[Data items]
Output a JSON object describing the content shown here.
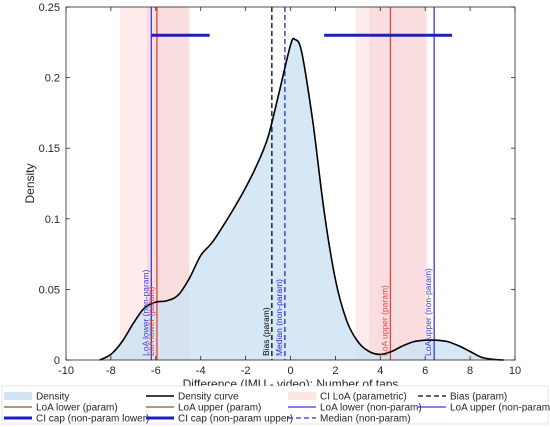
{
  "chart_data": {
    "type": "area",
    "title": "",
    "xlabel": "Difference (IMU - video): Number of taps",
    "ylabel": "Density",
    "xlim": [
      -10,
      10
    ],
    "ylim": [
      0,
      0.25
    ],
    "xticks": [
      -10,
      -8,
      -6,
      -4,
      -2,
      0,
      2,
      4,
      6,
      8,
      10
    ],
    "yticks": [
      0,
      0.05,
      0.1,
      0.15,
      0.2,
      0.25
    ],
    "ytick_labels": [
      "0",
      "0.05",
      "0.1",
      "0.15",
      "0.2",
      "0.25"
    ],
    "grid": false,
    "colors": {
      "density_fill": "#cfe3f3",
      "density_curve": "#000000",
      "loa_param": "#e8413c",
      "loa_nonparam": "#3a3ad8",
      "ci_param_band": "#fde6e6",
      "ci_cap": "#1f1fc0",
      "bias": "#000000",
      "median": "#2a2ad0",
      "label_brown": "#8b5a2b"
    },
    "density_curve": {
      "x": [
        -8.5,
        -8.0,
        -7.5,
        -7.0,
        -6.5,
        -6.0,
        -5.5,
        -5.0,
        -4.5,
        -4.0,
        -3.5,
        -3.0,
        -2.5,
        -2.0,
        -1.5,
        -1.0,
        -0.5,
        0.0,
        0.2,
        0.5,
        1.0,
        1.5,
        2.0,
        2.5,
        3.0,
        3.5,
        4.0,
        4.5,
        5.0,
        5.5,
        6.0,
        6.5,
        7.0,
        7.5,
        8.0,
        8.5,
        9.0,
        9.5
      ],
      "y": [
        0.0,
        0.004,
        0.013,
        0.026,
        0.037,
        0.041,
        0.042,
        0.046,
        0.058,
        0.074,
        0.083,
        0.095,
        0.108,
        0.122,
        0.138,
        0.158,
        0.19,
        0.223,
        0.227,
        0.218,
        0.168,
        0.105,
        0.057,
        0.028,
        0.013,
        0.006,
        0.004,
        0.006,
        0.01,
        0.013,
        0.014,
        0.014,
        0.013,
        0.01,
        0.006,
        0.002,
        0.0005,
        0.0
      ]
    },
    "ci_bands_param": [
      [
        -7.6,
        -4.5
      ],
      [
        2.9,
        6.0
      ]
    ],
    "ci_bands_nonparam": [
      [
        -6.4,
        -4.5
      ],
      [
        3.5,
        6.1
      ]
    ],
    "ci_caps": [
      {
        "x": [
          -6.2,
          -3.6
        ],
        "y": 0.23,
        "series": "CI cap (non-param lower)"
      },
      {
        "x": [
          1.5,
          7.2
        ],
        "y": 0.23,
        "series": "CI cap (non-param upper)"
      }
    ],
    "vertical_lines": [
      {
        "key": "loa_lower_nonparam",
        "x": -6.2,
        "label": "LoA lower (non-param)",
        "style": "solid",
        "color": "#3a3ad8"
      },
      {
        "key": "loa_lower_param",
        "x": -5.95,
        "label": "LoA lower (param)",
        "style": "solid",
        "color": "#e8413c"
      },
      {
        "key": "bias",
        "x": -0.83,
        "label": "Bias (param)",
        "style": "dashed",
        "color": "#000000"
      },
      {
        "key": "median",
        "x": -0.25,
        "label": "Median (non-param)",
        "style": "dashed",
        "color": "#2a2ad0"
      },
      {
        "key": "loa_upper_param",
        "x": 4.45,
        "label": "LoA upper (param)",
        "style": "solid",
        "color": "#e8413c"
      },
      {
        "key": "loa_upper_nonparam",
        "x": 6.4,
        "label": "LoA upper (non-param)",
        "style": "solid",
        "color": "#3a3ad8"
      }
    ],
    "legend": {
      "placement": "bottom",
      "entries": [
        {
          "label": "Density",
          "kind": "patch-blue"
        },
        {
          "label": "Density curve",
          "kind": "line-black"
        },
        {
          "label": "CI LoA (parametric)",
          "kind": "patch-pink"
        },
        {
          "label": "Bias (param)",
          "kind": "dash-black"
        },
        {
          "label": "LoA lower (param)",
          "kind": "line-brown"
        },
        {
          "label": "LoA upper (param)",
          "kind": "line-brown"
        },
        {
          "label": "LoA lower (non-param)",
          "kind": "line-blue"
        },
        {
          "label": "LoA upper (non-param)",
          "kind": "line-blue"
        },
        {
          "label": "CI cap (non-param lower)",
          "kind": "thick-blue"
        },
        {
          "label": "CI cap (non-param upper)",
          "kind": "thick-blue"
        },
        {
          "label": "Median (non-param)",
          "kind": "dash-blue"
        }
      ]
    }
  }
}
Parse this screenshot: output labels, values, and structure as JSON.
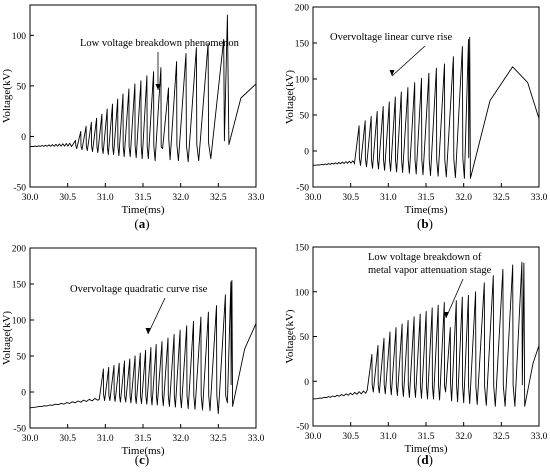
{
  "figure": {
    "panels": [
      {
        "label": "(a)",
        "label_letter": "a",
        "xlabel": "Time(ms)",
        "ylabel": "Voltage(kV)",
        "annotation": [
          "Low voltage breakdown phenomenon"
        ],
        "xticks": [
          "30.0",
          "30.5",
          "31.0",
          "31.5",
          "32.0",
          "32.5",
          "33.0"
        ],
        "yticks": [
          "-50",
          "0",
          "50",
          "100"
        ]
      },
      {
        "label": "(b)",
        "label_letter": "b",
        "xlabel": "Time(ms)",
        "ylabel": "Voltage(kV)",
        "annotation": [
          "Overvoltage linear curve rise"
        ],
        "xticks": [
          "30.0",
          "30.5",
          "31.0",
          "31.5",
          "32.0",
          "32.5",
          "33.0"
        ],
        "yticks": [
          "-50",
          "0",
          "50",
          "100",
          "150",
          "200"
        ]
      },
      {
        "label": "(c)",
        "label_letter": "c",
        "xlabel": "Time(ms)",
        "ylabel": "Voltage(kV)",
        "annotation": [
          "Overvoltage quadratic curve rise"
        ],
        "xticks": [
          "30.0",
          "30.5",
          "31.0",
          "31.5",
          "32.0",
          "32.5",
          "33.0"
        ],
        "yticks": [
          "-50",
          "0",
          "50",
          "100",
          "150",
          "200"
        ]
      },
      {
        "label": "(d)",
        "label_letter": "d",
        "xlabel": "Time(ms)",
        "ylabel": "Voltage(kV)",
        "annotation": [
          "Low voltage breakdown of",
          "metal vapor attenuation stage"
        ],
        "xticks": [
          "30.0",
          "30.5",
          "31.0",
          "31.5",
          "32.0",
          "32.5",
          "33.0"
        ],
        "yticks": [
          "-50",
          "0",
          "50",
          "100",
          "150"
        ]
      }
    ]
  },
  "chart_data": [
    {
      "type": "line",
      "panel": "a",
      "xlabel": "Time(ms)",
      "ylabel": "Voltage(kV)",
      "xlim": [
        30.0,
        33.0
      ],
      "ylim": [
        -50,
        130
      ],
      "grid": false,
      "annotation": "Low voltage breakdown phenomenon",
      "baseline": {
        "x": [
          30.0,
          30.55
        ],
        "y": [
          -10,
          -8
        ]
      },
      "series": [
        {
          "x": [
            30.55,
            30.62,
            30.69,
            30.76,
            30.83,
            30.9,
            30.97,
            31.04,
            31.11,
            31.18,
            31.25,
            31.33,
            31.41,
            31.49,
            31.57,
            31.66,
            31.76,
            31.86,
            31.97,
            32.1,
            32.24,
            32.4
          ],
          "peak": [
            -4,
            5,
            10,
            14,
            18,
            22,
            27,
            32,
            37,
            42,
            47,
            52,
            55,
            60,
            64,
            68,
            48,
            74,
            82,
            88,
            92,
            96
          ],
          "trough": [
            -10,
            -12,
            -13,
            -14,
            -15,
            -16,
            -17,
            -18,
            -18,
            -19,
            -20,
            -20,
            -21,
            -22,
            -22,
            -24,
            -12,
            -23,
            -24,
            -25,
            -24,
            -22
          ]
        }
      ],
      "final_peak": {
        "x": 32.62,
        "y": 120
      },
      "tail": {
        "x": [
          32.64,
          32.8,
          33.0
        ],
        "y": [
          -8,
          38,
          52
        ]
      }
    },
    {
      "type": "line",
      "panel": "b",
      "xlabel": "Time(ms)",
      "ylabel": "Voltage(kV)",
      "xlim": [
        30.0,
        33.0
      ],
      "ylim": [
        -50,
        200
      ],
      "grid": false,
      "annotation": "Overvoltage linear curve rise",
      "baseline": {
        "x": [
          30.0,
          30.55
        ],
        "y": [
          -20,
          -15
        ]
      },
      "series": [
        {
          "x": [
            30.55,
            30.63,
            30.71,
            30.79,
            30.87,
            30.95,
            31.03,
            31.11,
            31.19,
            31.28,
            31.37,
            31.46,
            31.56,
            31.66,
            31.77,
            31.89,
            32.01
          ],
          "peak": [
            35,
            42,
            48,
            55,
            62,
            68,
            75,
            82,
            88,
            95,
            101,
            108,
            115,
            121,
            131,
            145,
            155
          ],
          "trough": [
            -18,
            -20,
            -22,
            -24,
            -25,
            -27,
            -28,
            -29,
            -30,
            -31,
            -32,
            -33,
            -34,
            -35,
            -36,
            -37,
            -38
          ]
        }
      ],
      "final_peak": {
        "x": 32.08,
        "y": 158
      },
      "tail": {
        "x": [
          32.09,
          32.35,
          32.65,
          32.85,
          33.0
        ],
        "y": [
          -38,
          70,
          117,
          95,
          45
        ]
      }
    },
    {
      "type": "line",
      "panel": "c",
      "xlabel": "Time(ms)",
      "ylabel": "Voltage(kV)",
      "xlim": [
        30.0,
        33.0
      ],
      "ylim": [
        -50,
        200
      ],
      "grid": false,
      "annotation": "Overvoltage quadratic curve rise",
      "baseline": {
        "x": [
          30.0,
          30.9
        ],
        "y": [
          -22,
          -10
        ]
      },
      "series": [
        {
          "x": [
            30.92,
            30.99,
            31.06,
            31.13,
            31.2,
            31.27,
            31.34,
            31.41,
            31.48,
            31.55,
            31.62,
            31.69,
            31.77,
            31.85,
            31.93,
            32.01,
            32.1,
            32.19,
            32.29,
            32.39,
            32.5,
            32.62
          ],
          "peak": [
            32,
            34,
            37,
            40,
            43,
            46,
            50,
            54,
            58,
            62,
            66,
            70,
            75,
            80,
            86,
            92,
            98,
            104,
            111,
            120,
            135,
            153
          ],
          "trough": [
            -10,
            -12,
            -12,
            -13,
            -14,
            -14,
            -15,
            -16,
            -16,
            -17,
            -18,
            -18,
            -19,
            -20,
            -21,
            -22,
            -23,
            -24,
            -25,
            -26,
            -30,
            -15
          ]
        }
      ],
      "final_peak": {
        "x": 32.68,
        "y": 155
      },
      "tail": {
        "x": [
          32.69,
          32.85,
          33.0
        ],
        "y": [
          -20,
          60,
          95
        ]
      }
    },
    {
      "type": "line",
      "panel": "d",
      "xlabel": "Time(ms)",
      "ylabel": "Voltage(kV)",
      "xlim": [
        30.0,
        33.0
      ],
      "ylim": [
        -50,
        150
      ],
      "grid": false,
      "annotation": "Low voltage breakdown of metal vapor attenuation stage",
      "baseline": {
        "x": [
          30.0,
          30.7
        ],
        "y": [
          -20,
          -12
        ]
      },
      "series": [
        {
          "x": [
            30.72,
            30.8,
            30.88,
            30.96,
            31.04,
            31.12,
            31.2,
            31.28,
            31.36,
            31.44,
            31.52,
            31.6,
            31.68,
            31.76,
            31.84,
            31.92,
            32.0,
            32.08,
            32.18,
            32.3,
            32.42,
            32.55,
            32.68
          ],
          "peak": [
            30,
            40,
            48,
            55,
            60,
            64,
            68,
            72,
            75,
            78,
            82,
            85,
            88,
            60,
            90,
            94,
            96,
            100,
            110,
            118,
            125,
            130,
            133
          ],
          "trough": [
            -10,
            -12,
            -13,
            -14,
            -15,
            -16,
            -17,
            -18,
            -18,
            -19,
            -20,
            -20,
            -21,
            -12,
            -22,
            -23,
            -24,
            -25,
            -26,
            -27,
            -28,
            -28,
            -28
          ]
        }
      ],
      "final_peak": {
        "x": 32.8,
        "y": 132
      },
      "tail": {
        "x": [
          32.81,
          32.92,
          33.0
        ],
        "y": [
          -28,
          20,
          40
        ]
      }
    }
  ]
}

§ THE REQUEST:
Look through the entries above for the word "stage". Copy every line where it shows up.

§ REPLY:
          "metal vapor attenuation stage"
      "annotation": "Low voltage breakdown of metal vapor attenuation stage",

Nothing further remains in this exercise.